§ Your objective:
Retype the records below exactly as they appear.

[Records from a data source]

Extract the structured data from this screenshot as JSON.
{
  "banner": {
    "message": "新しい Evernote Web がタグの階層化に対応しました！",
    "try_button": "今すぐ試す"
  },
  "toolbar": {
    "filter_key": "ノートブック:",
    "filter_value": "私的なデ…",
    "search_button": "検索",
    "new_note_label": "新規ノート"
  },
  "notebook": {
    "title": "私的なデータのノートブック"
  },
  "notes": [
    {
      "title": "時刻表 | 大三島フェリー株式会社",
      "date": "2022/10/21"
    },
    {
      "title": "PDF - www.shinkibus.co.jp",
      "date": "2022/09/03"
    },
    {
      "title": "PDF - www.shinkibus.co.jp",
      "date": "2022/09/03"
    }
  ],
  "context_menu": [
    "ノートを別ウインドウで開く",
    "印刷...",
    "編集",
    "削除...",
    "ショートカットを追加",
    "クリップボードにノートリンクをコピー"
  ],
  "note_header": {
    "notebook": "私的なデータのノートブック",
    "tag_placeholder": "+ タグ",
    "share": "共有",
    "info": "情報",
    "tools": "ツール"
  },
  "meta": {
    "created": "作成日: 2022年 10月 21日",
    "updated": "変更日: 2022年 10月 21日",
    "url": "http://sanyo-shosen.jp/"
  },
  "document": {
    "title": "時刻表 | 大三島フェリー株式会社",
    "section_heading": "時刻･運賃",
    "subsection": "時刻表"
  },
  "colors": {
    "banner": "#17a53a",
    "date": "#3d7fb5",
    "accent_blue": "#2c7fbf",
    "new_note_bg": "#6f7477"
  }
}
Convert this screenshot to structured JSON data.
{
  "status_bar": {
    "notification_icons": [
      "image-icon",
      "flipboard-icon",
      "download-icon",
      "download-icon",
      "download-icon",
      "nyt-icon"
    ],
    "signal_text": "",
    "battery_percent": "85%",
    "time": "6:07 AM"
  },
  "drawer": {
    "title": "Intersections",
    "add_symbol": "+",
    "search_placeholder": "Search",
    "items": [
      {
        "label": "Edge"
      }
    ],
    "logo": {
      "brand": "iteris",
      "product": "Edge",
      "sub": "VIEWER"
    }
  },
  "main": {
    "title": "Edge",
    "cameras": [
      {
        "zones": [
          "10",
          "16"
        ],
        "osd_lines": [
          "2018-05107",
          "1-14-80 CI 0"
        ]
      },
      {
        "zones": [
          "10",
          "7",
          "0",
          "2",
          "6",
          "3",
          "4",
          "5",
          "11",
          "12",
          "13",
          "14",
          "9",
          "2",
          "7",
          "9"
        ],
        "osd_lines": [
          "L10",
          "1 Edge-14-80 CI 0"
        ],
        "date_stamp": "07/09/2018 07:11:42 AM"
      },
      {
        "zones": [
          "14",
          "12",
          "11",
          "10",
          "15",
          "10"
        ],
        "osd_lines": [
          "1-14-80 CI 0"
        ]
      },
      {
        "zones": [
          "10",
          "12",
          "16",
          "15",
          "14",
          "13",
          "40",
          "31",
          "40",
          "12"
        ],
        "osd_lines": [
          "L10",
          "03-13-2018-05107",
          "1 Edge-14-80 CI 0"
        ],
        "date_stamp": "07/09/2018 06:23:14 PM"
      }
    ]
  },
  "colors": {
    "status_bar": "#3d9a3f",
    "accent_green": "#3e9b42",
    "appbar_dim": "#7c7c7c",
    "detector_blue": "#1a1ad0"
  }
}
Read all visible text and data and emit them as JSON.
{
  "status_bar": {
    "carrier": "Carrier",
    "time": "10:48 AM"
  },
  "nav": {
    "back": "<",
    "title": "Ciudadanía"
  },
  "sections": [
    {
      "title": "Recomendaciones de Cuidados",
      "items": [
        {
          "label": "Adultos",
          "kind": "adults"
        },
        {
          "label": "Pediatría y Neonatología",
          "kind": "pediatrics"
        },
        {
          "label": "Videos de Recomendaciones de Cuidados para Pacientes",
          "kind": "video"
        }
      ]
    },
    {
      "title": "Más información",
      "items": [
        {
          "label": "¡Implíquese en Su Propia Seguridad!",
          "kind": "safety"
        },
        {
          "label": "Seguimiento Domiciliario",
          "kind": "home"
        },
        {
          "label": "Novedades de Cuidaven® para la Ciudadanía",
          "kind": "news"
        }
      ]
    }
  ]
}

§ Reply:
Extract the structured data from this screenshot as JSON.
{
  "banner": {
    "message": "新しい Evernote Web がタグの階層化に対応しました！",
    "try_button": "今すぐ試す"
  },
  "toolbar": {
    "filter_key": "ノートブック:",
    "filter_value": "私的なデ…",
    "search_button": "検索",
    "new_note_label": "新規ノート"
  },
  "notebook": {
    "title": "私的なデータのノートブック"
  },
  "notes": [
    {
      "title": "時刻表 | 大三島フェリー株式会社",
      "date": "2022/10/21"
    },
    {
      "title": "PDF - www.shinkibus.co.jp",
      "date": "2022/09/03"
    },
    {
      "title": "PDF - www.shinkibus.co.jp",
      "date": "2022/09/03"
    }
  ],
  "context_menu": [
    "ノートを別ウインドウで開く",
    "印刷...",
    "編集",
    "削除...",
    "ショートカットを追加",
    "クリップボードにノートリンクをコピー"
  ],
  "note_header": {
    "notebook": "私的なデータのノートブック",
    "tag_placeholder": "+ タグ",
    "share": "共有",
    "info": "情報",
    "tools": "ツール"
  },
  "meta": {
    "created": "作成日: 2022年 10月 21日",
    "updated": "変更日: 2022年 10月 21日",
    "url": "http://sanyo-shosen.jp/"
  },
  "document": {
    "title": "時刻表 | 大三島フェリー株式会社",
    "section_heading": "時刻･運賃",
    "subsection": "時刻表"
  },
  "colors": {
    "banner": "#17a53a",
    "date": "#3d7fb5",
    "accent_blue": "#2c7fbf",
    "new_note_bg": "#6f7477"
  }
}
Convert this screenshot to structured JSON data.
{
  "status_bar": {
    "notification_icons": [
      "image-icon",
      "flipboard-icon",
      "download-icon",
      "download-icon",
      "download-icon",
      "nyt-icon"
    ],
    "signal_text": "",
    "battery_percent": "85%",
    "time": "6:07 AM"
  },
  "drawer": {
    "title": "Intersections",
    "add_symbol": "+",
    "search_placeholder": "Search",
    "items": [
      {
        "label": "Edge"
      }
    ],
    "logo": {
      "brand": "iteris",
      "product": "Edge",
      "sub": "VIEWER"
    }
  },
  "main": {
    "title": "Edge",
    "cameras": [
      {
        "zones": [
          "10",
          "16"
        ],
        "osd_lines": [
          "2018-05107",
          "1-14-80 CI 0"
        ]
      },
      {
        "zones": [
          "10",
          "7",
          "0",
          "2",
          "6",
          "3",
          "4",
          "5",
          "11",
          "12",
          "13",
          "14",
          "9",
          "2",
          "7",
          "9"
        ],
        "osd_lines": [
          "L10",
          "1 Edge-14-80 CI 0"
        ],
        "date_stamp": "07/09/2018 07:11:42 AM"
      },
      {
        "zones": [
          "14",
          "12",
          "11",
          "10",
          "15",
          "10"
        ],
        "osd_lines": [
          "1-14-80 CI 0"
        ]
      },
      {
        "zones": [
          "10",
          "12",
          "16",
          "15",
          "14",
          "13",
          "40",
          "31",
          "40",
          "12"
        ],
        "osd_lines": [
          "L10",
          "03-13-2018-05107",
          "1 Edge-14-80 CI 0"
        ],
        "date_stamp": "07/09/2018 06:23:14 PM"
      }
    ]
  },
  "colors": {
    "status_bar": "#3d9a3f",
    "accent_green": "#3e9b42",
    "appbar_dim": "#7c7c7c",
    "detector_blue": "#1a1ad0"
  }
}
Read all visible text and data and emit them as JSON.
{
  "status_bar": {
    "carrier": "Carrier",
    "time": "10:48 AM"
  },
  "nav": {
    "back": "<",
    "title": "Ciudadanía"
  },
  "sections": [
    {
      "title": "Recomendaciones de Cuidados",
      "items": [
        {
          "label": "Adultos",
          "kind": "adults"
        },
        {
          "label": "Pediatría y Neonatología",
          "kind": "pediatrics"
        },
        {
          "label": "Videos de Recomendaciones de Cuidados para Pacientes",
          "kind": "video"
        }
      ]
    },
    {
      "title": "Más información",
      "items": [
        {
          "label": "¡Implíquese en Su Propia Seguridad!",
          "kind": "safety"
        },
        {
          "label": "Seguimiento Domiciliario",
          "kind": "home"
        },
        {
          "label": "Novedades de Cuidaven® para la Ciudadanía",
          "kind": "news"
        }
      ]
    }
  ]
}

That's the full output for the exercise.